Stated exercise> Convert the lines below, from the line containing "paint-statusbar: ✛ 1360" through the line containing "notification-icon[interactable]: ▤: [1236, 728, 1254, 768]", into a JSON list of strings with one string per line and blank lines omitted.

Supplied material>
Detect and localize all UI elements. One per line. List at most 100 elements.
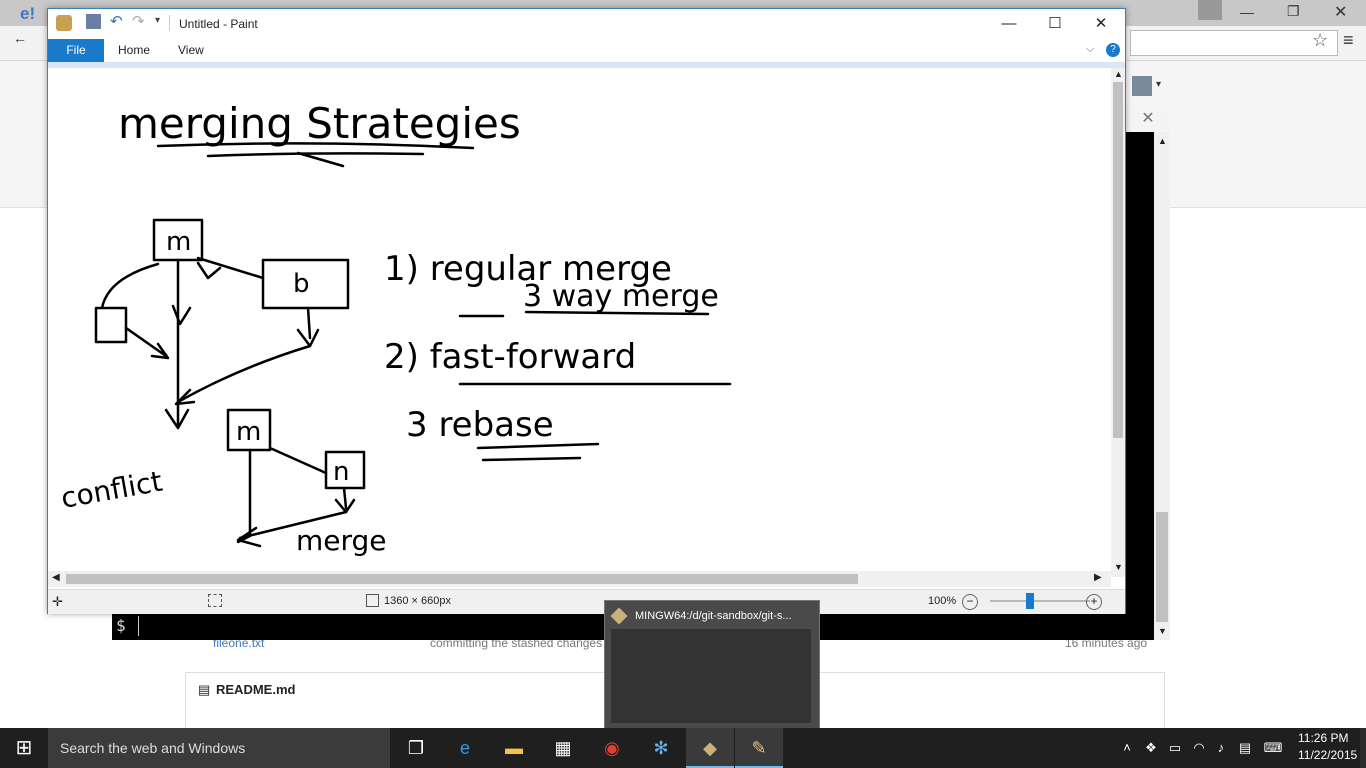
paint-statusbar: ✛ 1360 × 660px 100% − +: [48, 589, 1125, 614]
node-b-label: b: [293, 269, 310, 299]
redo-icon[interactable]: ↷: [132, 12, 145, 30]
scroll-up-icon[interactable]: ▲: [1158, 136, 1167, 146]
clock-date[interactable]: 11/22/2015: [1298, 748, 1357, 762]
hscroll-thumb[interactable]: [66, 574, 858, 584]
terminal-cursor: [138, 616, 139, 636]
file-explorer-icon[interactable]: ▬: [490, 728, 538, 768]
edge-m-n: [268, 446, 328, 475]
url-bar[interactable]: [1130, 30, 1338, 56]
vscroll-up-icon[interactable]: ▲: [1114, 69, 1123, 79]
node-m2-label: m: [236, 417, 261, 447]
hscroll-left-icon[interactable]: ◀: [52, 572, 60, 583]
tab-file[interactable]: File: [48, 39, 104, 62]
node-m-label: m: [166, 227, 191, 257]
tab-home[interactable]: Home: [118, 39, 150, 62]
title-underline-2: [206, 152, 425, 158]
notification-icon[interactable]: ▤: [1236, 728, 1254, 768]
arrow-b-down: [296, 306, 320, 348]
keyboard-icon[interactable]: ⌨: [1262, 728, 1284, 768]
git-bash-taskbar-icon[interactable]: ◆: [686, 728, 734, 768]
arrow-left-in: [124, 326, 170, 360]
close-icon[interactable]: ✕: [1334, 2, 1347, 22]
arrow-b-merge: [174, 344, 312, 406]
zoom-slider-thumb[interactable]: [1026, 593, 1034, 609]
minimize-icon[interactable]: —: [1240, 4, 1254, 20]
chrome-icon[interactable]: ◉: [588, 728, 636, 768]
paint-titlebar: ↶ ↷ ▾ Untitled - Paint — ☐ ✕: [48, 9, 1125, 39]
title-stroke-tail: [296, 151, 345, 168]
paint-taskbar-icon[interactable]: ✎: [735, 728, 783, 768]
chevron-up-icon[interactable]: ˄: [1118, 728, 1136, 768]
paint-minimize-icon[interactable]: —: [986, 9, 1032, 39]
quick-access-dropdown-icon[interactable]: ▾: [155, 15, 160, 26]
drawing-canvas[interactable]: merging Strategies 1) regular merge 3 wa…: [48, 68, 1111, 577]
hamburger-icon[interactable]: ≡: [1343, 30, 1354, 51]
snowflake-app-icon[interactable]: ✻: [637, 728, 685, 768]
selection-size-icon: [208, 594, 222, 607]
drawing-svg: merging Strategies 1) regular merge 3 wa…: [58, 99, 732, 557]
store-icon[interactable]: ▦: [539, 728, 587, 768]
back-arrow-icon[interactable]: ←: [0, 30, 40, 46]
battery-icon[interactable]: ▭: [1166, 728, 1184, 768]
terminal-scrollbar[interactable]: ▲ ▼: [1154, 132, 1170, 640]
canvas-vscrollbar[interactable]: ▲ ▼: [1111, 68, 1125, 577]
arrow-head-1: [171, 304, 192, 326]
taskbar-preview[interactable]: MINGW64:/d/git-sandbox/git-s...: [604, 600, 820, 730]
zoom-in-icon[interactable]: +: [1086, 594, 1102, 610]
terminal-prompt: $: [116, 616, 126, 635]
ribbon-tabs: File Home View ⌵ ?: [48, 39, 1125, 63]
canvas-size-icon: [366, 594, 379, 607]
zoom-slider-track[interactable]: [990, 600, 1090, 602]
canvas-size-value: 1360 × 660px: [384, 595, 451, 607]
save-icon[interactable]: [86, 14, 101, 29]
scroll-down-icon[interactable]: ▼: [1158, 626, 1167, 636]
list-item-3: 3 rebase: [406, 405, 554, 445]
tab-view[interactable]: View: [178, 39, 204, 62]
vscroll-down-icon[interactable]: ▼: [1114, 562, 1123, 572]
show-desktop-button[interactable]: [1360, 728, 1366, 768]
preview-thumbnail: [611, 629, 811, 723]
readme-title: README.md: [216, 682, 296, 697]
conflict-label: conflict: [58, 465, 164, 515]
paint-close-icon[interactable]: ✕: [1078, 9, 1124, 39]
terminal-close-button[interactable]: ✕: [1126, 107, 1170, 131]
cursor-position-icon: ✛: [52, 594, 63, 609]
window-title: Untitled - Paint: [179, 17, 258, 31]
merge-label: merge: [296, 524, 387, 557]
windows-start-icon[interactable]: ⊞: [0, 728, 48, 768]
edge-m-down: [236, 448, 252, 544]
hscroll-right-icon[interactable]: ▶: [1094, 572, 1102, 583]
paint-maximize-icon[interactable]: ☐: [1032, 9, 1078, 39]
volume-icon[interactable]: ♪: [1212, 728, 1230, 768]
git-icon: [610, 607, 628, 625]
book-icon: ▤: [198, 682, 211, 697]
user-icon[interactable]: [1198, 0, 1222, 20]
task-view-icon[interactable]: ❐: [392, 728, 440, 768]
hook-mark: [196, 261, 222, 280]
paint-app-icon[interactable]: [56, 15, 72, 31]
clock-time[interactable]: 11:26 PM: [1298, 731, 1348, 745]
canvas-hscrollbar[interactable]: ◀ ▶: [48, 571, 1111, 587]
edge-icon[interactable]: e: [441, 728, 489, 768]
branch-left: [100, 262, 160, 310]
vscroll-thumb[interactable]: [1113, 82, 1123, 438]
list-item-1-sub: 3 way merge: [523, 279, 719, 314]
arrow-n-down: [334, 486, 356, 514]
branch-right: [196, 256, 265, 280]
chevron-down-icon[interactable]: ▾: [1156, 79, 1161, 90]
terminal-scroll-thumb[interactable]: [1156, 512, 1168, 622]
help-icon[interactable]: ?: [1106, 43, 1120, 57]
tray-app-icon[interactable]: ❖: [1142, 728, 1160, 768]
undo-icon[interactable]: ↶: [110, 12, 123, 30]
restore-icon[interactable]: ❐: [1287, 3, 1300, 20]
zoom-value: 100%: [928, 595, 957, 607]
star-icon[interactable]: ☆: [1312, 30, 1328, 51]
wifi-icon[interactable]: ◠: [1190, 728, 1208, 768]
zoom-out-icon[interactable]: −: [962, 594, 978, 610]
list-item-2: 2) fast-forward: [384, 337, 636, 377]
preview-title: MINGW64:/d/git-sandbox/git-s...: [635, 610, 792, 622]
taskbar-search[interactable]: Search the web and Windows: [48, 728, 390, 768]
avatar[interactable]: [1132, 76, 1152, 96]
paint-window: ↶ ↷ ▾ Untitled - Paint — ☐ ✕ File Home V…: [47, 8, 1126, 614]
collapse-ribbon-icon[interactable]: ⌵: [1086, 43, 1094, 56]
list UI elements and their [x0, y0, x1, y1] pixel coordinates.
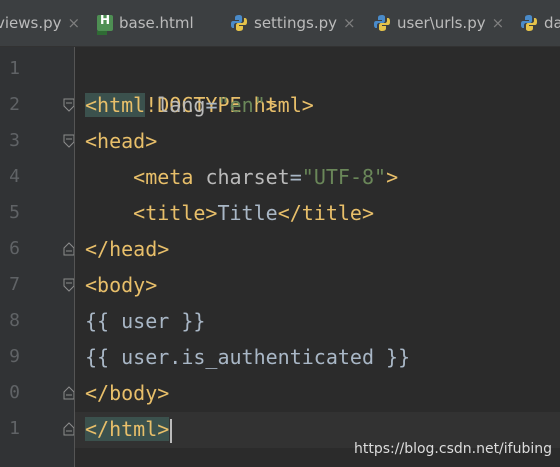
- line-number-gutter[interactable]: 1 2 3 4 5 6 7 8 9 0 1: [0, 47, 75, 467]
- tab-label: base.html: [119, 14, 194, 32]
- meta-tag: <meta: [133, 165, 194, 189]
- line-number: 5: [9, 202, 20, 223]
- code-line-9[interactable]: {{ user.is_authenticated }}: [85, 339, 410, 375]
- close-icon[interactable]: ×: [492, 14, 505, 32]
- python-file-icon: [231, 15, 247, 31]
- tab-label: settings.py: [254, 14, 337, 32]
- text-caret: [170, 418, 173, 443]
- python-file-icon: [374, 15, 390, 31]
- attr-name: charset: [205, 165, 290, 189]
- attr-value: "en": [217, 93, 266, 117]
- html-close-tag: </html>: [85, 417, 170, 441]
- line-number: 8: [9, 310, 20, 331]
- equals: =: [289, 165, 302, 189]
- code-line-3[interactable]: <head>: [85, 123, 157, 159]
- close-icon[interactable]: ×: [68, 14, 81, 32]
- html-open-tag: <html: [85, 93, 146, 117]
- template-expression: {{ user }}: [85, 309, 206, 333]
- line-number: 4: [9, 166, 20, 187]
- head-close-tag: </head>: [85, 237, 170, 261]
- python-file-icon: [521, 15, 537, 31]
- equals: =: [205, 93, 218, 117]
- code-line-11[interactable]: </html>: [85, 411, 173, 447]
- line-number: 1: [9, 58, 20, 79]
- code-line-4[interactable]: <meta charset="UTF-8">: [85, 159, 398, 195]
- line-number: 3: [9, 130, 20, 151]
- code-line-6[interactable]: </head>: [85, 231, 169, 267]
- head-open-tag: <head>: [85, 129, 158, 153]
- close-icon[interactable]: ×: [343, 14, 356, 32]
- tag-close: >: [386, 165, 399, 189]
- title-open-tag: <title>: [133, 201, 218, 225]
- title-text: Title: [217, 201, 278, 225]
- line-number: 2: [9, 94, 20, 115]
- code-line-1[interactable]: <!DOCTYPE html>: [85, 51, 314, 117]
- body-open-tag: <body>: [85, 273, 158, 297]
- attr-name: lang: [157, 93, 206, 117]
- line-number: 0: [9, 382, 20, 403]
- tab-partial[interactable]: da: [520, 0, 560, 46]
- watermark: https://blog.csdn.net/ifubing: [354, 441, 552, 457]
- code-editor[interactable]: <!DOCTYPE html> <html lang="en"> <head> …: [75, 47, 560, 467]
- code-line-5[interactable]: <title>Title</title>: [85, 195, 374, 231]
- code-line-10[interactable]: </body>: [85, 375, 169, 411]
- line-number: 9: [9, 346, 20, 367]
- line-number: 6: [9, 238, 20, 259]
- html-file-icon: [97, 13, 113, 35]
- code-line-7[interactable]: <body>: [85, 267, 157, 303]
- attr-value: "UTF-8": [301, 165, 387, 189]
- tab-label: views.py: [0, 14, 62, 32]
- title-close-tag: </title>: [277, 201, 375, 225]
- tab-base-html[interactable]: base.html: [97, 0, 194, 46]
- line-number: 1: [9, 418, 20, 439]
- tab-settings-py[interactable]: settings.py ×: [230, 0, 356, 46]
- body-close-tag: </body>: [85, 381, 170, 405]
- tag-close: >: [265, 93, 278, 117]
- tab-user-urls-py[interactable]: user\urls.py ×: [373, 0, 504, 46]
- editor-tab-bar: views.py × base.html settings.py × user\…: [0, 0, 560, 47]
- line-number: 7: [9, 274, 20, 295]
- code-line-8[interactable]: {{ user }}: [85, 303, 205, 339]
- tab-label: user\urls.py: [397, 14, 486, 32]
- code-line-2[interactable]: <html lang="en">: [85, 87, 278, 123]
- tab-label: da: [544, 14, 560, 32]
- tab-views-py[interactable]: views.py ×: [0, 0, 80, 46]
- template-expression: {{ user.is_authenticated }}: [85, 345, 411, 369]
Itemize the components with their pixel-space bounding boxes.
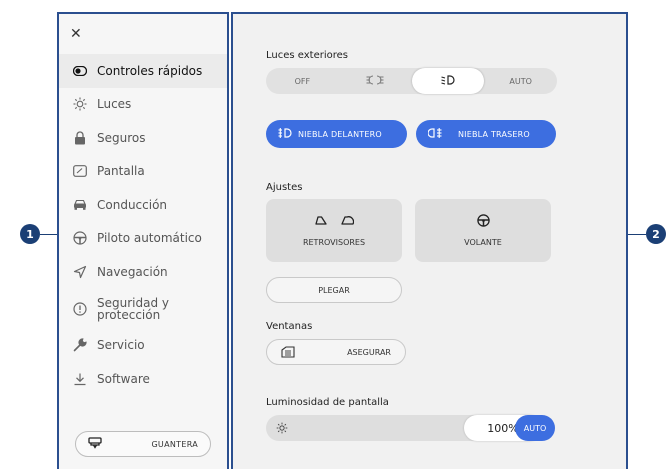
sidebar-item-label: Seguridad y protección	[97, 297, 169, 321]
sidebar-item-label: Seguros	[97, 130, 146, 145]
steering-wheel-icon	[476, 213, 490, 229]
screen-icon	[73, 164, 87, 178]
callout-2-line	[628, 234, 646, 235]
eye-toggle-icon	[73, 64, 87, 78]
download-icon	[73, 372, 87, 386]
windows-title: Ventanas	[266, 321, 313, 332]
alert-circle-icon	[73, 301, 87, 316]
mirrors-tile[interactable]: RETROVISORES	[266, 199, 402, 262]
settings-title: Ajustes	[266, 182, 303, 193]
low-beam-option[interactable]	[411, 68, 485, 94]
sidebar-item-servicio[interactable]: Servicio	[59, 329, 227, 363]
rear-fog-button[interactable]: NIEBLA TRASERO	[416, 120, 556, 148]
fold-mirrors-button[interactable]: PLEGAR	[266, 277, 402, 303]
sidebar-item-software[interactable]: Software	[59, 362, 227, 396]
exterior-lights-title: Luces exteriores	[266, 50, 349, 61]
quick-controls-panel: Luces exteriores OFF AUTO NIEBLA DELANTE…	[231, 12, 628, 469]
sidebar-item-label: Piloto automático	[97, 231, 202, 246]
quick-controls-sidebar: ✕ Controles rápidos Luces Seguros Pantal…	[57, 12, 229, 469]
low-beam-icon	[441, 75, 455, 87]
sidebar-item-label: Software	[97, 371, 150, 386]
sun-icon	[73, 97, 87, 111]
steering-label: VOLANTE	[464, 238, 502, 247]
callout-1: 1	[20, 224, 40, 244]
lights-auto-option[interactable]: AUTO	[484, 68, 557, 94]
mirrors-icons	[314, 214, 354, 228]
right-mirror-icon	[340, 215, 354, 227]
parking-lights-option[interactable]	[339, 68, 412, 94]
sidebar-item-label: Servicio	[97, 338, 145, 353]
window-icon	[281, 346, 295, 358]
exterior-lights-selector: OFF AUTO	[266, 68, 557, 94]
steering-wheel-icon	[73, 231, 87, 245]
sidebar-item-navegacion[interactable]: Navegación	[59, 255, 227, 289]
steering-icons	[476, 213, 490, 229]
brightness-auto-button[interactable]: AUTO	[515, 415, 555, 441]
sidebar-item-seguridad[interactable]: Seguridad y protección	[59, 289, 227, 329]
mirrors-label: RETROVISORES	[302, 238, 366, 247]
front-fog-label: NIEBLA DELANTERO	[298, 129, 382, 139]
sidebar-item-label: Controles rápidos	[97, 63, 203, 78]
parking-lights-icon	[366, 75, 384, 87]
sidebar-item-luces[interactable]: Luces	[59, 88, 227, 122]
glovebox-label: GUANTERA	[151, 439, 198, 449]
brightness-title: Luminosidad de pantalla	[266, 397, 389, 408]
fold-mirrors-label: PLEGAR	[318, 285, 350, 295]
lock-windows-button[interactable]: ASEGURAR	[266, 339, 406, 365]
sidebar-item-label-line2: protección	[97, 307, 161, 322]
sidebar-nav: Controles rápidos Luces Seguros Pantalla	[59, 54, 227, 396]
wrench-icon	[73, 338, 87, 352]
sidebar-item-seguros[interactable]: Seguros	[59, 121, 227, 155]
sidebar-item-controles-rapidos[interactable]: Controles rápidos	[59, 54, 227, 88]
car-icon	[73, 198, 87, 212]
lock-windows-label: ASEGURAR	[347, 347, 391, 357]
rear-fog-icon	[428, 127, 442, 141]
callout-2: 2	[646, 224, 666, 244]
close-icon[interactable]: ✕	[70, 26, 82, 42]
front-fog-icon	[278, 127, 292, 141]
sidebar-item-piloto-automatico[interactable]: Piloto automático	[59, 222, 227, 256]
front-fog-button[interactable]: NIEBLA DELANTERO	[266, 120, 407, 148]
sidebar-item-pantalla[interactable]: Pantalla	[59, 155, 227, 189]
sidebar-item-label: Pantalla	[97, 164, 145, 179]
callout-1-line	[40, 234, 57, 235]
brightness-slider[interactable]: 100%	[266, 415, 542, 441]
rear-fog-label: NIEBLA TRASERO	[458, 129, 530, 139]
sidebar-item-label: Navegación	[97, 264, 168, 279]
lights-off-option[interactable]: OFF	[266, 68, 339, 94]
steering-tile[interactable]: VOLANTE	[415, 199, 551, 262]
left-mirror-icon	[314, 215, 327, 227]
sidebar-item-label: Conducción	[97, 197, 168, 212]
brightness-icon	[276, 422, 288, 434]
navigation-arrow-icon	[73, 265, 87, 279]
glovebox-button[interactable]: GUANTERA	[75, 431, 211, 457]
lock-icon	[73, 131, 87, 145]
sidebar-item-conduccion[interactable]: Conducción	[59, 188, 227, 222]
glovebox-icon	[88, 437, 102, 451]
screenshot: 1 2 ✕ Controles rápidos Luces Seguros Pa…	[0, 0, 672, 469]
sidebar-item-label: Luces	[97, 97, 132, 112]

The output>
[
  "paint-statusbar: ✛ 1360 × 660px 100% − +: [48, 589, 1125, 614]",
  "node-b-label: b: [293, 269, 310, 299]",
  "redo-icon[interactable]: ↷: [132, 12, 145, 30]",
  "scroll-up-icon[interactable]: ▲: [1158, 136, 1167, 146]",
  "clock-date[interactable]: 11/22/2015: [1298, 748, 1357, 762]",
  "hscroll-thumb[interactable]: [66, 574, 858, 584]",
  "terminal-cursor: [138, 616, 139, 636]",
  "file-explorer-icon[interactable]: ▬: [490, 728, 538, 768]",
  "edge-m-n: [268, 446, 328, 475]",
  "url-bar[interactable]: [1130, 30, 1338, 56]",
  "vscroll-up-icon[interactable]: ▲: [1114, 69, 1123, 79]",
  "node-m2-label: m: [236, 417, 261, 447]",
  "hscroll-left-icon[interactable]: ◀: [52, 572, 60, 583]",
  "tab-file[interactable]: File: [48, 39, 104, 62]",
  "node-m-label: m: [166, 227, 191, 257]",
  "tab-home[interactable]: Home: [118, 39, 150, 62]",
  "title-underline-2: [206, 152, 425, 158]",
  "notification-icon[interactable]: ▤: [1236, 728, 1254, 768]"
]